• PROBLEM DESCRIPTION
State the number of lines in these records that include the word "completas", and add nothing to it.

• DATA PROVIDED
━━━━━━━━

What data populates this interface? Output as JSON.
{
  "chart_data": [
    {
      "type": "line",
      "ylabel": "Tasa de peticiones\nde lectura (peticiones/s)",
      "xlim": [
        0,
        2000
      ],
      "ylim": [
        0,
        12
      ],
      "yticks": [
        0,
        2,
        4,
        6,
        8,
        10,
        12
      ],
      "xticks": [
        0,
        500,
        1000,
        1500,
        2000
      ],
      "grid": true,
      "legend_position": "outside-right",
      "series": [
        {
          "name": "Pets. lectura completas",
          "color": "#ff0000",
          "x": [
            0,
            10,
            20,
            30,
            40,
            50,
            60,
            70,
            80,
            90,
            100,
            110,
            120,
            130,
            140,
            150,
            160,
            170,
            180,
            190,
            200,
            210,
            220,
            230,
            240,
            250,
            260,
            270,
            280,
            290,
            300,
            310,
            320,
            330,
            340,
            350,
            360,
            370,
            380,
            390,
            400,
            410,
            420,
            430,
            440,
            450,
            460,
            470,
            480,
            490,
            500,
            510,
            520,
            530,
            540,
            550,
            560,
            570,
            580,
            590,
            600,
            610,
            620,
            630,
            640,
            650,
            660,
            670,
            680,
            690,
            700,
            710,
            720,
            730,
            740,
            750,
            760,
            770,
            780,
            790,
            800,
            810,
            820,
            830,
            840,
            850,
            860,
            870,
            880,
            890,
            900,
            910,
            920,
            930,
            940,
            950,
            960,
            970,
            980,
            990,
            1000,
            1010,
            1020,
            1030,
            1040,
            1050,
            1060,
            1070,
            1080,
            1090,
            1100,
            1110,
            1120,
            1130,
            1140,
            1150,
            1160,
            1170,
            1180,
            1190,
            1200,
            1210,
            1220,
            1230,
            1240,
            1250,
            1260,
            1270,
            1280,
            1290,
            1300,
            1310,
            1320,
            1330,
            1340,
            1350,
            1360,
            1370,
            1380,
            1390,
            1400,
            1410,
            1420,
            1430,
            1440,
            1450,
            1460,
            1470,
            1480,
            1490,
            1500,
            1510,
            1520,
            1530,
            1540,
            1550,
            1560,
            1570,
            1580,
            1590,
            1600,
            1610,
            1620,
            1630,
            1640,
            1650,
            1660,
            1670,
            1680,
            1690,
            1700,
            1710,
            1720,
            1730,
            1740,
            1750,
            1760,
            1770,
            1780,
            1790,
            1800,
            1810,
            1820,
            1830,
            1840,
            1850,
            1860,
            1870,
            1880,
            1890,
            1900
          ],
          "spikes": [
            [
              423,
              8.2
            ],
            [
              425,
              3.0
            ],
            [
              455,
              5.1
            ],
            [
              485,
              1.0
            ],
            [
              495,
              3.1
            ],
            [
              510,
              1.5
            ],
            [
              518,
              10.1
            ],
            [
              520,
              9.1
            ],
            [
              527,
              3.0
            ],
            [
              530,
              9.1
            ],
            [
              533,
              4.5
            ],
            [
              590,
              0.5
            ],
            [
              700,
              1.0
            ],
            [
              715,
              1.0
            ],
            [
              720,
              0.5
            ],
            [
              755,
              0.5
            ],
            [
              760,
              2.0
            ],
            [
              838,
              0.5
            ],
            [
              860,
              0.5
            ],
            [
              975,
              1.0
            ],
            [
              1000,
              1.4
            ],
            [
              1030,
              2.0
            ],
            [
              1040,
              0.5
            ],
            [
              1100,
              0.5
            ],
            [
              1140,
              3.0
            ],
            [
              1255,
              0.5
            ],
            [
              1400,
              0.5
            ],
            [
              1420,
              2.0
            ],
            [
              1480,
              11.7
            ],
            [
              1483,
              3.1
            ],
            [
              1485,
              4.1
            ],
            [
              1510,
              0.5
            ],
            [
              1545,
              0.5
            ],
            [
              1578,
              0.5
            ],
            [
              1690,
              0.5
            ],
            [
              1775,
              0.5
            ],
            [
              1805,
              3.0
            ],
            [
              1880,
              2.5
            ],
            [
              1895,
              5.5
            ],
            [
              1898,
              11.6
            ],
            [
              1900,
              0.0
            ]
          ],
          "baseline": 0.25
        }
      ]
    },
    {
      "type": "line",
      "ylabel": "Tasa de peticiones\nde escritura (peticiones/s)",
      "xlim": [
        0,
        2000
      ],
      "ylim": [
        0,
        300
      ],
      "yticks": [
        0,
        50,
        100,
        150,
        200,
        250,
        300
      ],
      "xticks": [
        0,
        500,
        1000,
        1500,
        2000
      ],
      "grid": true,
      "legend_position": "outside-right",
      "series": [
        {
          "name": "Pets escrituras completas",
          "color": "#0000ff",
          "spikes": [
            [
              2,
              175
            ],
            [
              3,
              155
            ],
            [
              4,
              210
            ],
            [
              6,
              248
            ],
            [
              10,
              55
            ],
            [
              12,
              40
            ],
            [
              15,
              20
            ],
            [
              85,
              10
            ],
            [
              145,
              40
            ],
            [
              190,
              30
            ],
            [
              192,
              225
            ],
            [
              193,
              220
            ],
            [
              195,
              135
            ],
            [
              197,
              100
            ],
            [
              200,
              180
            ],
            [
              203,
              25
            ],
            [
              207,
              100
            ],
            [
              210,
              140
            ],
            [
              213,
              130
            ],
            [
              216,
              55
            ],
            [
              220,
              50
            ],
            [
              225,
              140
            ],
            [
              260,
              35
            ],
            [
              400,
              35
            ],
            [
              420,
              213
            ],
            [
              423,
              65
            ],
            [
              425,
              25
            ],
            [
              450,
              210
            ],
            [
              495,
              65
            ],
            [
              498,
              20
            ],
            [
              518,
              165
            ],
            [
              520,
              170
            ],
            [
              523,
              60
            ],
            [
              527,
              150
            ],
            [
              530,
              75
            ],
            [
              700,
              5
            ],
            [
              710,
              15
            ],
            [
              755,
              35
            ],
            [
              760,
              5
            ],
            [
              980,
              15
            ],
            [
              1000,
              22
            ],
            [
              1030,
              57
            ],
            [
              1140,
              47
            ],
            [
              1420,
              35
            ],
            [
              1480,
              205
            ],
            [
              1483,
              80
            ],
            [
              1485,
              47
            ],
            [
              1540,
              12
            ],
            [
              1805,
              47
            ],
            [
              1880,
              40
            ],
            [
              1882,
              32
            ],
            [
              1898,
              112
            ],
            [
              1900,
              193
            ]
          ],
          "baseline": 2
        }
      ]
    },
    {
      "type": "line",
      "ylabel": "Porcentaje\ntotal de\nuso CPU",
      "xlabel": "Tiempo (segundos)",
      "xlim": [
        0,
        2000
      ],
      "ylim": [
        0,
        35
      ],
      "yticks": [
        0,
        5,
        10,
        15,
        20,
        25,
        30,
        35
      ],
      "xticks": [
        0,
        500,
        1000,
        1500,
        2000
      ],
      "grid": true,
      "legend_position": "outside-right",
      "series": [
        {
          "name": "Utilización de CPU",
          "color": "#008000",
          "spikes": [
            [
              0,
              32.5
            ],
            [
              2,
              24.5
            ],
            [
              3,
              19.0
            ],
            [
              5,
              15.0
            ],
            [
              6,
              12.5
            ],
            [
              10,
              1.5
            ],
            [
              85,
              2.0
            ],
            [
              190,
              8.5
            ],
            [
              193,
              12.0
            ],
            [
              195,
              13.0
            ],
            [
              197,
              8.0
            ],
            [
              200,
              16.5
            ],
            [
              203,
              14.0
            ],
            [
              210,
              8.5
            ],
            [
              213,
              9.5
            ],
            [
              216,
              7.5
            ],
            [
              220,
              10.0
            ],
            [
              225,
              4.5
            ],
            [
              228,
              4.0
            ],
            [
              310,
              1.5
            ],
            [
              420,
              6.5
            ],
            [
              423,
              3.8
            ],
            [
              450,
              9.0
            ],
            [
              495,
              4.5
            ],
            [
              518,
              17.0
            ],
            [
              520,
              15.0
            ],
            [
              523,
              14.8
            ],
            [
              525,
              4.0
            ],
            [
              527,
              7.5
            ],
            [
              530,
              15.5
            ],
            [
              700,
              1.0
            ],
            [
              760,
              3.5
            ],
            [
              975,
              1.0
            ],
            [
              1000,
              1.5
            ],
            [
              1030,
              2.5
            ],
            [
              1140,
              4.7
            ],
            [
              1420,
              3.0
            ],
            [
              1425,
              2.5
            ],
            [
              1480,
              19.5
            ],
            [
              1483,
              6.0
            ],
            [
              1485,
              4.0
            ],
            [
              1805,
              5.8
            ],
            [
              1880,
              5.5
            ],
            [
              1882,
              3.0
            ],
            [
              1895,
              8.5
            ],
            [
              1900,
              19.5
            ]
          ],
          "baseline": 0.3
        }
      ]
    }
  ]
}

━━━━━━━━

• OUTPUT OF THE EXERCISE
2